# Instructions to follow:
Every record must be written out once more, with nothing added or omitted.

:: Records to process

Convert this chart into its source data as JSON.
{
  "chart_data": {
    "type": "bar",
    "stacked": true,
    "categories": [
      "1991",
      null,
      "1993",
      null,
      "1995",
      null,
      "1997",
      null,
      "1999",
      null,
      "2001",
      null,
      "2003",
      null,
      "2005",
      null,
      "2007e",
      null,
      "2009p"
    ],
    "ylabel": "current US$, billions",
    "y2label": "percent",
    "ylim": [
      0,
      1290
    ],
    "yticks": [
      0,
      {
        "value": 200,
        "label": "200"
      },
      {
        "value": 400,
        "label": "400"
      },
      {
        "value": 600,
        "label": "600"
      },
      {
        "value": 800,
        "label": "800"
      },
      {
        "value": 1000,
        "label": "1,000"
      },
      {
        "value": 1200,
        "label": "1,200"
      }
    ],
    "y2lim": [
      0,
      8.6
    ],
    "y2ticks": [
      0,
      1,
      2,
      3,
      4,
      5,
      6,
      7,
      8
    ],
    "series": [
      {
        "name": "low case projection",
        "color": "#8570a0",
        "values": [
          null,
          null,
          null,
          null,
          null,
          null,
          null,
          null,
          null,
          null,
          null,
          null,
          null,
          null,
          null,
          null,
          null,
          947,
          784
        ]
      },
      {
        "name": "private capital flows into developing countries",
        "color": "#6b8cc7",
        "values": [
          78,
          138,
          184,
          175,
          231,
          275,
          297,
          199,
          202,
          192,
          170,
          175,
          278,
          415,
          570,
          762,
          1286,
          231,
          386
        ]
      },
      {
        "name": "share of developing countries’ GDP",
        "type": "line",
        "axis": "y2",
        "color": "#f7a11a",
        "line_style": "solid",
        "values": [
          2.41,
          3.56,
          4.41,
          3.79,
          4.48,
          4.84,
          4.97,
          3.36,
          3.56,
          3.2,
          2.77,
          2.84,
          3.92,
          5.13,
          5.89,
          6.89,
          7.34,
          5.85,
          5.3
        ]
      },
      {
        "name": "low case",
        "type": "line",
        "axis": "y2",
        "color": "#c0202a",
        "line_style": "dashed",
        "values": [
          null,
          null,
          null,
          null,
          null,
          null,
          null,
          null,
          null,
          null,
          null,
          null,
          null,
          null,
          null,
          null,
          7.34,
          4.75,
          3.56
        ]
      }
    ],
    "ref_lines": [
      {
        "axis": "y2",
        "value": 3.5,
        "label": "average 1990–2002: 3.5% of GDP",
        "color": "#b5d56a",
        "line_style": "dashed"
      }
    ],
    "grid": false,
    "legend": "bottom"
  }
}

::::

# Output of the exercise:
Convert this chart into its source data as JSON.
{
  "chart_data": {
    "type": "bar",
    "stacked": true,
    "categories": [
      "1991",
      null,
      "1993",
      null,
      "1995",
      null,
      "1997",
      null,
      "1999",
      null,
      "2001",
      null,
      "2003",
      null,
      "2005",
      null,
      "2007e",
      null,
      "2009p"
    ],
    "ylabel": "current US$, billions",
    "y2label": "percent",
    "ylim": [
      0,
      1290
    ],
    "yticks": [
      0,
      {
        "value": 200,
        "label": "200"
      },
      {
        "value": 400,
        "label": "400"
      },
      {
        "value": 600,
        "label": "600"
      },
      {
        "value": 800,
        "label": "800"
      },
      {
        "value": 1000,
        "label": "1,000"
      },
      {
        "value": 1200,
        "label": "1,200"
      }
    ],
    "y2lim": [
      0,
      8.6
    ],
    "y2ticks": [
      0,
      1,
      2,
      3,
      4,
      5,
      6,
      7,
      8
    ],
    "series": [
      {
        "name": "low case projection",
        "color": "#8570a0",
        "values": [
          null,
          null,
          null,
          null,
          null,
          null,
          null,
          null,
          null,
          null,
          null,
          null,
          null,
          null,
          null,
          null,
          null,
          947,
          784
        ]
      },
      {
        "name": "private capital flows into developing countries",
        "color": "#6b8cc7",
        "values": [
          78,
          138,
          184,
          175,
          231,
          275,
          297,
          199,
          202,
          192,
          170,
          175,
          278,
          415,
          570,
          762,
          1286,
          231,
          386
        ]
      },
      {
        "name": "share of developing countries’ GDP",
        "type": "line",
        "axis": "y2",
        "color": "#f7a11a",
        "line_style": "solid",
        "values": [
          2.41,
          3.56,
          4.41,
          3.79,
          4.48,
          4.84,
          4.97,
          3.36,
          3.56,
          3.2,
          2.77,
          2.84,
          3.92,
          5.13,
          5.89,
          6.89,
          7.34,
          5.85,
          5.3
        ]
      },
      {
        "name": "low case",
        "type": "line",
        "axis": "y2",
        "color": "#c0202a",
        "line_style": "dashed",
        "values": [
          null,
          null,
          null,
          null,
          null,
          null,
          null,
          null,
          null,
          null,
          null,
          null,
          null,
          null,
          null,
          null,
          7.34,
          4.75,
          3.56
        ]
      }
    ],
    "ref_lines": [
      {
        "axis": "y2",
        "value": 3.5,
        "label": "average 1990–2002: 3.5% of GDP",
        "color": "#b5d56a",
        "line_style": "dashed"
      }
    ],
    "grid": false,
    "legend": "bottom"
  }
}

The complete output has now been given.